> _EXERCISE DIRECTIONS_: Pictures aside, quote the whole listing exactly.

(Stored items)
>>

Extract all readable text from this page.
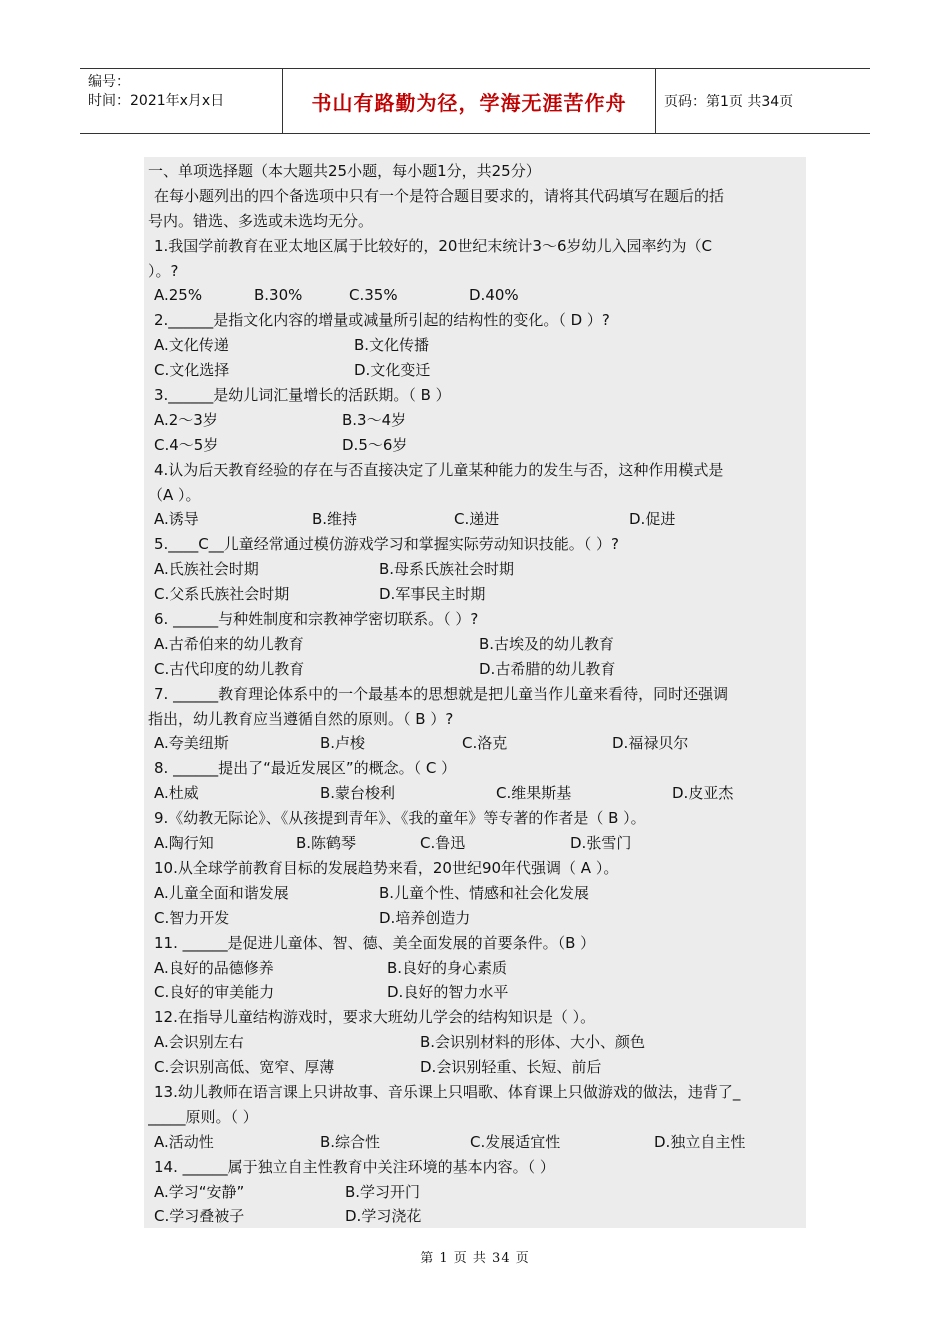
编号：
时间：2021年x月x日	书山有路勤为径，学海无涯苦作舟	页码：第1页 共34页
一、单项选择题（本大题共25小题，每小题1分，共25分）
在每小题列出的四个备选项中只有一个是符合题目要求的，请将其代码填写在题后的括
号内。错选、多选或未选均无分。
1.我国学前教育在亚太地区属于比较好的，20世纪末统计3～6岁幼儿入园率约为（C
）。?
A.25%	B.30%	C.35%	D.40%
2.______是指文化内容的增量或减量所引起的结构性的变化。（ D ）?
A.文化传递	B.文化传播
C.文化选择	D.文化变迁
3.______是幼儿词汇量增长的活跃期。（ B ）
A.2～3岁	B.3～4岁
C.4～5岁	D.5～6岁
4.认为后天教育经验的存在与否直接决定了儿童某种能力的发生与否，这种作用模式是
（A ）。
A.诱导	B.维持	C.递进	D.促进
5.____C__儿童经常通过模仿游戏学习和掌握实际劳动知识技能。（ ）?
A.氏族社会时期	B.母系氏族社会时期
C.父系氏族社会时期	D.军事民主时期
6. ______与种姓制度和宗教神学密切联系。（ ）?
A.古希伯来的幼儿教育	B.古埃及的幼儿教育
C.古代印度的幼儿教育	D.古希腊的幼儿教育
7. ______教育理论体系中的一个最基本的思想就是把儿童当作儿童来看待，同时还强调
指出，幼儿教育应当遵循自然的原则。（ B ）?
A.夸美纽斯	B.卢梭	C.洛克	D.福禄贝尔
8. ______提出了“最近发展区”的概念。（ C ）
A.杜威	B.蒙台梭利	C.维果斯基	D.皮亚杰
9.《幼教无际论》、《从孩提到青年》、《我的童年》等专著的作者是（ B ）。
A.陶行知	B.陈鹤琴	C.鲁迅	D.张雪门
10.从全球学前教育目标的发展趋势来看，20世纪90年代强调（ A ）。
A.儿童全面和谐发展	B.儿童个性、情感和社会化发展
C.智力开发	D.培养创造力
11. ______是促进儿童体、智、德、美全面发展的首要条件。（B ）
A.良好的品德修养	B.良好的身心素质
C.良好的审美能力	D.良好的智力水平
12.在指导儿童结构游戏时，要求大班幼儿学会的结构知识是（ ）。
A.会识别左右	B.会识别材料的形体、大小、颜色
C.会识别高低、宽窄、厚薄	D.会识别轻重、长短、前后
13.幼儿教师在语言课上只讲故事、音乐课上只唱歌、体育课上只做游戏的做法，违背了_
_____原则。（ ）
A.活动性	B.综合性	C.发展适宜性	D.独立自主性
14. ______属于独立自主性教育中关注环境的基本内容。（ ）
A.学习“安静”	B.学习开门
C.学习叠被子	D.学习浇花
第 1 页 共 34 页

<<

> _EXERCISE RESPONSE_:
Extract all readable text from this page.
编号：
时间：2021年x月x日	书山有路勤为径，学海无涯苦作舟	页码：第1页 共34页
一、单项选择题（本大题共25小题，每小题1分，共25分）
在每小题列出的四个备选项中只有一个是符合题目要求的，请将其代码填写在题后的括
号内。错选、多选或未选均无分。
1.我国学前教育在亚太地区属于比较好的，20世纪末统计3～6岁幼儿入园率约为（C
）。?
A.25%	B.30%	C.35%	D.40%
2.______是指文化内容的增量或减量所引起的结构性的变化。（ D ）?
A.文化传递	B.文化传播
C.文化选择	D.文化变迁
3.______是幼儿词汇量增长的活跃期。（ B ）
A.2～3岁	B.3～4岁
C.4～5岁	D.5～6岁
4.认为后天教育经验的存在与否直接决定了儿童某种能力的发生与否，这种作用模式是
（A ）。
A.诱导	B.维持	C.递进	D.促进
5.____C__儿童经常通过模仿游戏学习和掌握实际劳动知识技能。（ ）?
A.氏族社会时期	B.母系氏族社会时期
C.父系氏族社会时期	D.军事民主时期
6. ______与种姓制度和宗教神学密切联系。（ ）?
A.古希伯来的幼儿教育	B.古埃及的幼儿教育
C.古代印度的幼儿教育	D.古希腊的幼儿教育
7. ______教育理论体系中的一个最基本的思想就是把儿童当作儿童来看待，同时还强调
指出，幼儿教育应当遵循自然的原则。（ B ）?
A.夸美纽斯	B.卢梭	C.洛克	D.福禄贝尔
8. ______提出了“最近发展区”的概念。（ C ）
A.杜威	B.蒙台梭利	C.维果斯基	D.皮亚杰
9.《幼教无际论》、《从孩提到青年》、《我的童年》等专著的作者是（ B ）。
A.陶行知	B.陈鹤琴	C.鲁迅	D.张雪门
10.从全球学前教育目标的发展趋势来看，20世纪90年代强调（ A ）。
A.儿童全面和谐发展	B.儿童个性、情感和社会化发展
C.智力开发	D.培养创造力
11. ______是促进儿童体、智、德、美全面发展的首要条件。（B ）
A.良好的品德修养	B.良好的身心素质
C.良好的审美能力	D.良好的智力水平
12.在指导儿童结构游戏时，要求大班幼儿学会的结构知识是（ ）。
A.会识别左右	B.会识别材料的形体、大小、颜色
C.会识别高低、宽窄、厚薄	D.会识别轻重、长短、前后
13.幼儿教师在语言课上只讲故事、音乐课上只唱歌、体育课上只做游戏的做法，违背了_
_____原则。（ ）
A.活动性	B.综合性	C.发展适宜性	D.独立自主性
14. ______属于独立自主性教育中关注环境的基本内容。（ ）
A.学习“安静”	B.学习开门
C.学习叠被子	D.学习浇花
第 1 页 共 34 页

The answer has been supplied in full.